The records below are to be repeated in full, exactly as they are.

____________

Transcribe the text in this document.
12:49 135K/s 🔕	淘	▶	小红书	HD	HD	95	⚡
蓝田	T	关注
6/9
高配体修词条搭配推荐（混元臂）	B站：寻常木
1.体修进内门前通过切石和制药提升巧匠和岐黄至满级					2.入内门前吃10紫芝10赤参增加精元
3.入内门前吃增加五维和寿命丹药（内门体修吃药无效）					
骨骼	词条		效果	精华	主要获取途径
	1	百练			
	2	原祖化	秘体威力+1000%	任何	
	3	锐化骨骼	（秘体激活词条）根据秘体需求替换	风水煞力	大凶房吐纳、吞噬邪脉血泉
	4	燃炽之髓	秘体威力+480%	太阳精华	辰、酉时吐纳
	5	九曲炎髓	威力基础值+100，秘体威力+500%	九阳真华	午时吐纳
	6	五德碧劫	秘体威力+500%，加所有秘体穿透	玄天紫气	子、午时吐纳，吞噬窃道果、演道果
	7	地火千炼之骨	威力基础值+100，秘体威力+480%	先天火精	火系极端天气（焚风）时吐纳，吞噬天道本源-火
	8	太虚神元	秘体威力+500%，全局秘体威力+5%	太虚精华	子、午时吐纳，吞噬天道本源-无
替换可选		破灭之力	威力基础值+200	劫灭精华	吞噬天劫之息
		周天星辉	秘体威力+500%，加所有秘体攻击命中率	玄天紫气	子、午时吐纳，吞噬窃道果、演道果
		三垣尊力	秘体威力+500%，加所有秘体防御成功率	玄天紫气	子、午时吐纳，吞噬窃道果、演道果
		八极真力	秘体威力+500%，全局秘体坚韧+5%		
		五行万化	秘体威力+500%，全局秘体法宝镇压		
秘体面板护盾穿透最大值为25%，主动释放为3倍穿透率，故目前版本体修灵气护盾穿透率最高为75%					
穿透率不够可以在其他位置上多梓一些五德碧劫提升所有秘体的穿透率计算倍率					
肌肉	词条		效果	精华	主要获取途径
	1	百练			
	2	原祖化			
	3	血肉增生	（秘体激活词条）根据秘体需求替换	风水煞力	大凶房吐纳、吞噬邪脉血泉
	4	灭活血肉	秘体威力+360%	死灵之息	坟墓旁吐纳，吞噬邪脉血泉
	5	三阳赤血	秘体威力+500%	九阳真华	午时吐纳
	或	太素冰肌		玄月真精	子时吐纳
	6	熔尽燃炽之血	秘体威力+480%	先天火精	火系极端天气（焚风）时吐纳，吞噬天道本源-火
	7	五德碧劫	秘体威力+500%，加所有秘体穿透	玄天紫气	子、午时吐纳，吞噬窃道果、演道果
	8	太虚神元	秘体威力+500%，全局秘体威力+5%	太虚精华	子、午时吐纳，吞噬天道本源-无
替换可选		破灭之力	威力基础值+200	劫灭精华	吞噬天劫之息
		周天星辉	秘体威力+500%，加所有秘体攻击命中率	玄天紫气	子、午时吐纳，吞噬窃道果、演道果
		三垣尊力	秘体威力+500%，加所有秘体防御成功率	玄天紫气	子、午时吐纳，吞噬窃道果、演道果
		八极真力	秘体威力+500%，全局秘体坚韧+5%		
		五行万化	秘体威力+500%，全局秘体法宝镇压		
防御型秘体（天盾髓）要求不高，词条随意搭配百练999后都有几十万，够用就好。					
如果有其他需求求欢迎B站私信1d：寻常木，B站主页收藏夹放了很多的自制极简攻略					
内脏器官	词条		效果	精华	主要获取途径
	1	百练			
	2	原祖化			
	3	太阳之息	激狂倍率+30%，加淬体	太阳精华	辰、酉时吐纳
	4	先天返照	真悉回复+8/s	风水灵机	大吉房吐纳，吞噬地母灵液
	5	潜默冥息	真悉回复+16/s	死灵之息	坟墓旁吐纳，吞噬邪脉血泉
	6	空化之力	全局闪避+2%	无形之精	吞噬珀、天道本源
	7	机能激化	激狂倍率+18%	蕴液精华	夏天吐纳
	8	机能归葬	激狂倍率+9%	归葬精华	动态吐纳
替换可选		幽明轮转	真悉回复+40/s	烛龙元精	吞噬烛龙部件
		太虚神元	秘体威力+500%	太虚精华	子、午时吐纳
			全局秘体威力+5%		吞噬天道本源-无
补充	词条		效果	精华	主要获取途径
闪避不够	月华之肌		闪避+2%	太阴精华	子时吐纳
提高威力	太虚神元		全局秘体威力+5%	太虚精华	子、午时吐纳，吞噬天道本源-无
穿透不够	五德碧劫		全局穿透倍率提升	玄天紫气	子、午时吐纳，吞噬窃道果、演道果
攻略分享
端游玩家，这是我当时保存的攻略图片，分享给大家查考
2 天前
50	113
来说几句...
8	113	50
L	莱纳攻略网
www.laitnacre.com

____________

Output for this exercise |
Transcribe the text in this document.
12:49 135K/s 🔕	淘	▶	小红书	HD	HD	95	⚡
蓝田	T	关注
6/9
高配体修词条搭配推荐（混元臂）	B站：寻常木
1.体修进内门前通过切石和制药提升巧匠和岐黄至满级					2.入内门前吃10紫芝10赤参增加精元
3.入内门前吃增加五维和寿命丹药（内门体修吃药无效）					
骨骼	词条		效果	精华	主要获取途径
	1	百练			
	2	原祖化	秘体威力+1000%	任何	
	3	锐化骨骼	（秘体激活词条）根据秘体需求替换	风水煞力	大凶房吐纳、吞噬邪脉血泉
	4	燃炽之髓	秘体威力+480%	太阳精华	辰、酉时吐纳
	5	九曲炎髓	威力基础值+100，秘体威力+500%	九阳真华	午时吐纳
	6	五德碧劫	秘体威力+500%，加所有秘体穿透	玄天紫气	子、午时吐纳，吞噬窃道果、演道果
	7	地火千炼之骨	威力基础值+100，秘体威力+480%	先天火精	火系极端天气（焚风）时吐纳，吞噬天道本源-火
	8	太虚神元	秘体威力+500%，全局秘体威力+5%	太虚精华	子、午时吐纳，吞噬天道本源-无
替换可选		破灭之力	威力基础值+200	劫灭精华	吞噬天劫之息
		周天星辉	秘体威力+500%，加所有秘体攻击命中率	玄天紫气	子、午时吐纳，吞噬窃道果、演道果
		三垣尊力	秘体威力+500%，加所有秘体防御成功率	玄天紫气	子、午时吐纳，吞噬窃道果、演道果
		八极真力	秘体威力+500%，全局秘体坚韧+5%		
		五行万化	秘体威力+500%，全局秘体法宝镇压		
秘体面板护盾穿透最大值为25%，主动释放为3倍穿透率，故目前版本体修灵气护盾穿透率最高为75%					
穿透率不够可以在其他位置上多梓一些五德碧劫提升所有秘体的穿透率计算倍率					
肌肉	词条		效果	精华	主要获取途径
	1	百练			
	2	原祖化			
	3	血肉增生	（秘体激活词条）根据秘体需求替换	风水煞力	大凶房吐纳、吞噬邪脉血泉
	4	灭活血肉	秘体威力+360%	死灵之息	坟墓旁吐纳，吞噬邪脉血泉
	5	三阳赤血	秘体威力+500%	九阳真华	午时吐纳
	或	太素冰肌		玄月真精	子时吐纳
	6	熔尽燃炽之血	秘体威力+480%	先天火精	火系极端天气（焚风）时吐纳，吞噬天道本源-火
	7	五德碧劫	秘体威力+500%，加所有秘体穿透	玄天紫气	子、午时吐纳，吞噬窃道果、演道果
	8	太虚神元	秘体威力+500%，全局秘体威力+5%	太虚精华	子、午时吐纳，吞噬天道本源-无
替换可选		破灭之力	威力基础值+200	劫灭精华	吞噬天劫之息
		周天星辉	秘体威力+500%，加所有秘体攻击命中率	玄天紫气	子、午时吐纳，吞噬窃道果、演道果
		三垣尊力	秘体威力+500%，加所有秘体防御成功率	玄天紫气	子、午时吐纳，吞噬窃道果、演道果
		八极真力	秘体威力+500%，全局秘体坚韧+5%		
		五行万化	秘体威力+500%，全局秘体法宝镇压		
防御型秘体（天盾髓）要求不高，词条随意搭配百练999后都有几十万，够用就好。					
如果有其他需求求欢迎B站私信1d：寻常木，B站主页收藏夹放了很多的自制极简攻略					
内脏器官	词条		效果	精华	主要获取途径
	1	百练			
	2	原祖化			
	3	太阳之息	激狂倍率+30%，加淬体	太阳精华	辰、酉时吐纳
	4	先天返照	真悉回复+8/s	风水灵机	大吉房吐纳，吞噬地母灵液
	5	潜默冥息	真悉回复+16/s	死灵之息	坟墓旁吐纳，吞噬邪脉血泉
	6	空化之力	全局闪避+2%	无形之精	吞噬珀、天道本源
	7	机能激化	激狂倍率+18%	蕴液精华	夏天吐纳
	8	机能归葬	激狂倍率+9%	归葬精华	动态吐纳
替换可选		幽明轮转	真悉回复+40/s	烛龙元精	吞噬烛龙部件
		太虚神元	秘体威力+500%	太虚精华	子、午时吐纳
			全局秘体威力+5%		吞噬天道本源-无
补充	词条		效果	精华	主要获取途径
闪避不够	月华之肌		闪避+2%	太阴精华	子时吐纳
提高威力	太虚神元		全局秘体威力+5%	太虚精华	子、午时吐纳，吞噬天道本源-无
穿透不够	五德碧劫		全局穿透倍率提升	玄天紫气	子、午时吐纳，吞噬窃道果、演道果
攻略分享
端游玩家，这是我当时保存的攻略图片，分享给大家查考
2 天前
50	113
来说几句...
8	113	50
L	莱纳攻略网
www.laitnacre.com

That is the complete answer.